* Instructions for the task: Go through the entries below and write each one out exactly.

* Extracts from a graphics dataset:
* start *
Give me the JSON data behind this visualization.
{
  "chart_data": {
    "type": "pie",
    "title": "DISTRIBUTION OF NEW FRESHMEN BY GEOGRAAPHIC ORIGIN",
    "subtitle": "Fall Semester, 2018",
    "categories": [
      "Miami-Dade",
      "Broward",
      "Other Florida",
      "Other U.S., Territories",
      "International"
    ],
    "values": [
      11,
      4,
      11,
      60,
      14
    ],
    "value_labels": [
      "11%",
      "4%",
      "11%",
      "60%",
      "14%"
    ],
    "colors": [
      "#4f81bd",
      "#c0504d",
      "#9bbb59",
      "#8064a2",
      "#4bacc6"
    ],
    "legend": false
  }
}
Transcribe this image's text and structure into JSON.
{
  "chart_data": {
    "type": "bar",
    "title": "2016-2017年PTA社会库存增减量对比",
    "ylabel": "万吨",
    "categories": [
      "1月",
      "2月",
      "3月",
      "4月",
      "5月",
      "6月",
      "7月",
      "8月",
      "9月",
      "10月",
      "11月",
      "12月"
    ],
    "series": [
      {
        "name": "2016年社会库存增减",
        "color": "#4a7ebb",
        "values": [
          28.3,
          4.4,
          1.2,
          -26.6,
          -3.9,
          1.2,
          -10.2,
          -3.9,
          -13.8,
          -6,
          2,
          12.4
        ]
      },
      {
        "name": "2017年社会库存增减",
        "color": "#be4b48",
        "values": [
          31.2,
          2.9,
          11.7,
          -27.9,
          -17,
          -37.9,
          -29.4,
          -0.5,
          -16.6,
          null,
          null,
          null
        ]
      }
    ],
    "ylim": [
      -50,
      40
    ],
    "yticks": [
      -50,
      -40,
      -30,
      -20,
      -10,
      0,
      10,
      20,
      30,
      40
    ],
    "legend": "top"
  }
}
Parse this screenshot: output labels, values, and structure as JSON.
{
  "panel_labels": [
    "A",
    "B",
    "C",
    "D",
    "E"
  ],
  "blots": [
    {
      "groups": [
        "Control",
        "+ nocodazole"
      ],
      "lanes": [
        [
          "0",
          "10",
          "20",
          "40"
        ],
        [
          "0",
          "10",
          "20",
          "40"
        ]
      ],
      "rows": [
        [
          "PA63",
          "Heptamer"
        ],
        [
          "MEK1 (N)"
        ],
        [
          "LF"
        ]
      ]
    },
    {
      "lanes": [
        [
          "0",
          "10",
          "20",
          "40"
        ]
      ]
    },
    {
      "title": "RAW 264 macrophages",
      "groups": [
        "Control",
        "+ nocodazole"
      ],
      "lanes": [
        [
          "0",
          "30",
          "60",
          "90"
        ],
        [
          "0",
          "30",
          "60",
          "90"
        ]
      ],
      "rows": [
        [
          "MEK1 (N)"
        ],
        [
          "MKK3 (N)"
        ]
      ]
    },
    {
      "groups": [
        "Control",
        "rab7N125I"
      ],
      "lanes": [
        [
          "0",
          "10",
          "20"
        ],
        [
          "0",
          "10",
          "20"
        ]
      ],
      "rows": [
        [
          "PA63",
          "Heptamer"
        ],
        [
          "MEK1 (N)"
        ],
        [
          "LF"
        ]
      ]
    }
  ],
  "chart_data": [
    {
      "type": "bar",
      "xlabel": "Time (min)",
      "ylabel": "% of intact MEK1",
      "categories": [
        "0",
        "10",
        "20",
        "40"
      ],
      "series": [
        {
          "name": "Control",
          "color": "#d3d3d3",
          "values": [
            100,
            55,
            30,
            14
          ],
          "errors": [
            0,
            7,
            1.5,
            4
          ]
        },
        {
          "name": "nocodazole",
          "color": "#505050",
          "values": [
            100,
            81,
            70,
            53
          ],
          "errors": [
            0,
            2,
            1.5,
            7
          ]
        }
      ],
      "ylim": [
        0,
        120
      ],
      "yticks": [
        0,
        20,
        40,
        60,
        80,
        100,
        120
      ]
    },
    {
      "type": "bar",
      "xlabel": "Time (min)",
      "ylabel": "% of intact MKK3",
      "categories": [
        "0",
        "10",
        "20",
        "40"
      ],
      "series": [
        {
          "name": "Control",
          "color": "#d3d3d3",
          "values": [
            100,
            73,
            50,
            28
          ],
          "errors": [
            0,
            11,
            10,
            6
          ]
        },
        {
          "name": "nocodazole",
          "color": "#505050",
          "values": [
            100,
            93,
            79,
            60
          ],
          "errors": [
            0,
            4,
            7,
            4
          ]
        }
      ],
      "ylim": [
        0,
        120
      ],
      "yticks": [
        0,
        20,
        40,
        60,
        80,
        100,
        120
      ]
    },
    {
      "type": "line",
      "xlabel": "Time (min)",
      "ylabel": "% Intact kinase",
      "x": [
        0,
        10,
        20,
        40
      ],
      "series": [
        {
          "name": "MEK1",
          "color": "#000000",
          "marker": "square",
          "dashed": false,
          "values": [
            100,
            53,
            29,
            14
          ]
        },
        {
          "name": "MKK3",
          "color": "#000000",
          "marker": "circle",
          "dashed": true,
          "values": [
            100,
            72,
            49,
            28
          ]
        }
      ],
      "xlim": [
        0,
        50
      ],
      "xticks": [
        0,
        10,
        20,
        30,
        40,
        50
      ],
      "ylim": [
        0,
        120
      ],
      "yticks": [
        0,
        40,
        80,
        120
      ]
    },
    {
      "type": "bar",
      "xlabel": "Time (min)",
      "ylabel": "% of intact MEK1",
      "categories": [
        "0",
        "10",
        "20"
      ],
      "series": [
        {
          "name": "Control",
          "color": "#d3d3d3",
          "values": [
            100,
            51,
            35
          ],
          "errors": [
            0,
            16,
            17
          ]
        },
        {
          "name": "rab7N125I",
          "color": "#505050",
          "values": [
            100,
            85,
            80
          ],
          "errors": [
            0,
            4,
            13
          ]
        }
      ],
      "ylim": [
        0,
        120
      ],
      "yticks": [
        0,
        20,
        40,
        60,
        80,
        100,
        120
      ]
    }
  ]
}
* end *
* Task result:
Give me the JSON data behind this visualization.
{
  "chart_data": {
    "type": "pie",
    "title": "DISTRIBUTION OF NEW FRESHMEN BY GEOGRAAPHIC ORIGIN",
    "subtitle": "Fall Semester, 2018",
    "categories": [
      "Miami-Dade",
      "Broward",
      "Other Florida",
      "Other U.S., Territories",
      "International"
    ],
    "values": [
      11,
      4,
      11,
      60,
      14
    ],
    "value_labels": [
      "11%",
      "4%",
      "11%",
      "60%",
      "14%"
    ],
    "colors": [
      "#4f81bd",
      "#c0504d",
      "#9bbb59",
      "#8064a2",
      "#4bacc6"
    ],
    "legend": false
  }
}
Transcribe this image's text and structure into JSON.
{
  "chart_data": {
    "type": "bar",
    "title": "2016-2017年PTA社会库存增减量对比",
    "ylabel": "万吨",
    "categories": [
      "1月",
      "2月",
      "3月",
      "4月",
      "5月",
      "6月",
      "7月",
      "8月",
      "9月",
      "10月",
      "11月",
      "12月"
    ],
    "series": [
      {
        "name": "2016年社会库存增减",
        "color": "#4a7ebb",
        "values": [
          28.3,
          4.4,
          1.2,
          -26.6,
          -3.9,
          1.2,
          -10.2,
          -3.9,
          -13.8,
          -6,
          2,
          12.4
        ]
      },
      {
        "name": "2017年社会库存增减",
        "color": "#be4b48",
        "values": [
          31.2,
          2.9,
          11.7,
          -27.9,
          -17,
          -37.9,
          -29.4,
          -0.5,
          -16.6,
          null,
          null,
          null
        ]
      }
    ],
    "ylim": [
      -50,
      40
    ],
    "yticks": [
      -50,
      -40,
      -30,
      -20,
      -10,
      0,
      10,
      20,
      30,
      40
    ],
    "legend": "top"
  }
}
Parse this screenshot: output labels, values, and structure as JSON.
{
  "panel_labels": [
    "A",
    "B",
    "C",
    "D",
    "E"
  ],
  "blots": [
    {
      "groups": [
        "Control",
        "+ nocodazole"
      ],
      "lanes": [
        [
          "0",
          "10",
          "20",
          "40"
        ],
        [
          "0",
          "10",
          "20",
          "40"
        ]
      ],
      "rows": [
        [
          "PA63",
          "Heptamer"
        ],
        [
          "MEK1 (N)"
        ],
        [
          "LF"
        ]
      ]
    },
    {
      "lanes": [
        [
          "0",
          "10",
          "20",
          "40"
        ]
      ]
    },
    {
      "title": "RAW 264 macrophages",
      "groups": [
        "Control",
        "+ nocodazole"
      ],
      "lanes": [
        [
          "0",
          "30",
          "60",
          "90"
        ],
        [
          "0",
          "30",
          "60",
          "90"
        ]
      ],
      "rows": [
        [
          "MEK1 (N)"
        ],
        [
          "MKK3 (N)"
        ]
      ]
    },
    {
      "groups": [
        "Control",
        "rab7N125I"
      ],
      "lanes": [
        [
          "0",
          "10",
          "20"
        ],
        [
          "0",
          "10",
          "20"
        ]
      ],
      "rows": [
        [
          "PA63",
          "Heptamer"
        ],
        [
          "MEK1 (N)"
        ],
        [
          "LF"
        ]
      ]
    }
  ],
  "chart_data": [
    {
      "type": "bar",
      "xlabel": "Time (min)",
      "ylabel": "% of intact MEK1",
      "categories": [
        "0",
        "10",
        "20",
        "40"
      ],
      "series": [
        {
          "name": "Control",
          "color": "#d3d3d3",
          "values": [
            100,
            55,
            30,
            14
          ],
          "errors": [
            0,
            7,
            1.5,
            4
          ]
        },
        {
          "name": "nocodazole",
          "color": "#505050",
          "values": [
            100,
            81,
            70,
            53
          ],
          "errors": [
            0,
            2,
            1.5,
            7
          ]
        }
      ],
      "ylim": [
        0,
        120
      ],
      "yticks": [
        0,
        20,
        40,
        60,
        80,
        100,
        120
      ]
    },
    {
      "type": "bar",
      "xlabel": "Time (min)",
      "ylabel": "% of intact MKK3",
      "categories": [
        "0",
        "10",
        "20",
        "40"
      ],
      "series": [
        {
          "name": "Control",
          "color": "#d3d3d3",
          "values": [
            100,
            73,
            50,
            28
          ],
          "errors": [
            0,
            11,
            10,
            6
          ]
        },
        {
          "name": "nocodazole",
          "color": "#505050",
          "values": [
            100,
            93,
            79,
            60
          ],
          "errors": [
            0,
            4,
            7,
            4
          ]
        }
      ],
      "ylim": [
        0,
        120
      ],
      "yticks": [
        0,
        20,
        40,
        60,
        80,
        100,
        120
      ]
    },
    {
      "type": "line",
      "xlabel": "Time (min)",
      "ylabel": "% Intact kinase",
      "x": [
        0,
        10,
        20,
        40
      ],
      "series": [
        {
          "name": "MEK1",
          "color": "#000000",
          "marker": "square",
          "dashed": false,
          "values": [
            100,
            53,
            29,
            14
          ]
        },
        {
          "name": "MKK3",
          "color": "#000000",
          "marker": "circle",
          "dashed": true,
          "values": [
            100,
            72,
            49,
            28
          ]
        }
      ],
      "xlim": [
        0,
        50
      ],
      "xticks": [
        0,
        10,
        20,
        30,
        40,
        50
      ],
      "ylim": [
        0,
        120
      ],
      "yticks": [
        0,
        40,
        80,
        120
      ]
    },
    {
      "type": "bar",
      "xlabel": "Time (min)",
      "ylabel": "% of intact MEK1",
      "categories": [
        "0",
        "10",
        "20"
      ],
      "series": [
        {
          "name": "Control",
          "color": "#d3d3d3",
          "values": [
            100,
            51,
            35
          ],
          "errors": [
            0,
            16,
            17
          ]
        },
        {
          "name": "rab7N125I",
          "color": "#505050",
          "values": [
            100,
            85,
            80
          ],
          "errors": [
            0,
            4,
            13
          ]
        }
      ],
      "ylim": [
        0,
        120
      ],
      "yticks": [
        0,
        20,
        40,
        60,
        80,
        100,
        120
      ]
    }
  ]
}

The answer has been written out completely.